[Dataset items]
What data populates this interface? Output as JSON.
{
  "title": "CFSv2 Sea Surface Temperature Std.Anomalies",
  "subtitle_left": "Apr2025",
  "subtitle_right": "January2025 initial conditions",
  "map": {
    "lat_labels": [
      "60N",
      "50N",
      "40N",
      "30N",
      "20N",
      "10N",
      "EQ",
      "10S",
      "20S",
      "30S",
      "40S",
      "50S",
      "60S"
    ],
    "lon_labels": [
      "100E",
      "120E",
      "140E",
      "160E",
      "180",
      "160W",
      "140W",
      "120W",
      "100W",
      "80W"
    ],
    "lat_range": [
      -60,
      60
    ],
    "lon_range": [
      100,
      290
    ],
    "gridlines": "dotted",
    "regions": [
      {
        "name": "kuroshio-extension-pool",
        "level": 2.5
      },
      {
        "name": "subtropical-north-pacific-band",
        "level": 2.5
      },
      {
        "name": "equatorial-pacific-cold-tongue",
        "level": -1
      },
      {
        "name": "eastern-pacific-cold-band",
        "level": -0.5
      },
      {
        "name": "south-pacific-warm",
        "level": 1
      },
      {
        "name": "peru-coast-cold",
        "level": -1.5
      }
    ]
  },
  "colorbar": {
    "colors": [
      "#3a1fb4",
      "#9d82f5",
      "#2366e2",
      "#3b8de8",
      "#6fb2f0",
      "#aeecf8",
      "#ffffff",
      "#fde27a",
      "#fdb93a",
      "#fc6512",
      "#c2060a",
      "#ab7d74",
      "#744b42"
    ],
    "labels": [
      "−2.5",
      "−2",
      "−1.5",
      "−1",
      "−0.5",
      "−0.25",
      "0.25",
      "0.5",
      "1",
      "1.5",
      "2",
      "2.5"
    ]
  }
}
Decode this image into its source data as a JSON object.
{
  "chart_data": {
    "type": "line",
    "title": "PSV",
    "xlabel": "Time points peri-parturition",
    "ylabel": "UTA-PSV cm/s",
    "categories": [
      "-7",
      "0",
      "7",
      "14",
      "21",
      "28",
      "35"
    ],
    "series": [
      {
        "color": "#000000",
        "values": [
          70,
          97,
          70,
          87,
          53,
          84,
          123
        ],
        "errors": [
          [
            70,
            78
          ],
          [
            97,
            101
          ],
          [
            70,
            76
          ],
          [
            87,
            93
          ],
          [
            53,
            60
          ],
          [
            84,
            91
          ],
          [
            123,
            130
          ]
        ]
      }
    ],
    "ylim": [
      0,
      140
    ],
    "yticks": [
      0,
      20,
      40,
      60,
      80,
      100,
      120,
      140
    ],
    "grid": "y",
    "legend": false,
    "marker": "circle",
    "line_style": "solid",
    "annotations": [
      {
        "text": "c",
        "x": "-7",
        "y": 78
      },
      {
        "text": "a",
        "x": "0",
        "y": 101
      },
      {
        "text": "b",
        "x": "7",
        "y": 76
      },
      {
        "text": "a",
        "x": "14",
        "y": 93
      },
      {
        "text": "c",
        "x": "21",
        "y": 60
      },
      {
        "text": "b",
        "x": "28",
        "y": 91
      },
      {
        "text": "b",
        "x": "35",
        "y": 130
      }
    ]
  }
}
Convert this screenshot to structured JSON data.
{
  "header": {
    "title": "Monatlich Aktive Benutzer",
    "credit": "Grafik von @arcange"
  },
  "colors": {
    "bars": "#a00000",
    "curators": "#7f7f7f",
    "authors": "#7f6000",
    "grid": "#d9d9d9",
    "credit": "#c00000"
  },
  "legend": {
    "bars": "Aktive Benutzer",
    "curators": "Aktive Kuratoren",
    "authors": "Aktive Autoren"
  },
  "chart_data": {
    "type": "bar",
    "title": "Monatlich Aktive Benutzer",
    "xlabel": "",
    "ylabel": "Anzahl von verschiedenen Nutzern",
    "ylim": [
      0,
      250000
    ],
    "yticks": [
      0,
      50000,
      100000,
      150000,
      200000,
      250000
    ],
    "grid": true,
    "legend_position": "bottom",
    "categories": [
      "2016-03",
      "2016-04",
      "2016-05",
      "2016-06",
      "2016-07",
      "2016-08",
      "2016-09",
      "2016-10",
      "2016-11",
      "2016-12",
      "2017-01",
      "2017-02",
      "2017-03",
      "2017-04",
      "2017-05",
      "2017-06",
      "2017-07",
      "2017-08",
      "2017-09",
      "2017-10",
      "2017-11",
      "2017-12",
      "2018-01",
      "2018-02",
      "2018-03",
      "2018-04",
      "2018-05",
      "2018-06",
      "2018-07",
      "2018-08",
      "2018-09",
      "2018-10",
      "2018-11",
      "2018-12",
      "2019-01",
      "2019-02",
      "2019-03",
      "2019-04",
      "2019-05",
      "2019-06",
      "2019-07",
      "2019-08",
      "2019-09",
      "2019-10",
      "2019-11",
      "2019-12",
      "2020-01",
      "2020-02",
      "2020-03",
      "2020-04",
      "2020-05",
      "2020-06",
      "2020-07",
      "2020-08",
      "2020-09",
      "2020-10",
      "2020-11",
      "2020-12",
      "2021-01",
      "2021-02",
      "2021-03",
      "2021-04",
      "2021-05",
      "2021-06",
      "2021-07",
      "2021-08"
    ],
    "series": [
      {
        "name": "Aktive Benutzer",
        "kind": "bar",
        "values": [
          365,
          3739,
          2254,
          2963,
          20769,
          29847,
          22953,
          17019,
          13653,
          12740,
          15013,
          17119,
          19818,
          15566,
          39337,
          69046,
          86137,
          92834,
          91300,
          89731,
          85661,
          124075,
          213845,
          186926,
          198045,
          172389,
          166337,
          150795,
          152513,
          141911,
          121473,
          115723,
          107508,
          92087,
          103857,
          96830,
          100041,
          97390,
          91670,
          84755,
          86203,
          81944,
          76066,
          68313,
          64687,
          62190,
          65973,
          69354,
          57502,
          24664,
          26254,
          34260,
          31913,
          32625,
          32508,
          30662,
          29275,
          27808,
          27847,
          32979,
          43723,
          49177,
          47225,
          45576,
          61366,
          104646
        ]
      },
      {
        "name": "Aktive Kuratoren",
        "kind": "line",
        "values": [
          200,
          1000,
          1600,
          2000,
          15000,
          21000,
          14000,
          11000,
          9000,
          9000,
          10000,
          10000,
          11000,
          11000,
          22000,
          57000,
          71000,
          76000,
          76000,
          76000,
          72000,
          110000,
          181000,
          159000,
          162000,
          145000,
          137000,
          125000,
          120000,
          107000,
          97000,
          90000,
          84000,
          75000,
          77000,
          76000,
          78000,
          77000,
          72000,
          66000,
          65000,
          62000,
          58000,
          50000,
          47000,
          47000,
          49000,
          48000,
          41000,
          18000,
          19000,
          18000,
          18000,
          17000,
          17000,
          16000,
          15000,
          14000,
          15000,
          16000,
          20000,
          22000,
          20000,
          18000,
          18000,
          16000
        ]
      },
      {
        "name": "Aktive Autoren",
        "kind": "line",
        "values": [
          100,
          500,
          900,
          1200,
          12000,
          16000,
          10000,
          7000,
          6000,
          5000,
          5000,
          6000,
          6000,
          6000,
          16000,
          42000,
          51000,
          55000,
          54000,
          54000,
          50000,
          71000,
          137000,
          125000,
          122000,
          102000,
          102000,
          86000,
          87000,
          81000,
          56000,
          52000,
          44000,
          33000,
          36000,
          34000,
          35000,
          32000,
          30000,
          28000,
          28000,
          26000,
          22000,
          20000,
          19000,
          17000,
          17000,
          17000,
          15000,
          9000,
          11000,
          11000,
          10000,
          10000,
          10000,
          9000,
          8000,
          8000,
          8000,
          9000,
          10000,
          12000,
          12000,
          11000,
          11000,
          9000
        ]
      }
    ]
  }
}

_PROBLEM TO WORK ON_.
What is the number of lines in the listing that include the word "band"? Give that number and nothing else.

_FINAL RESULT_.
2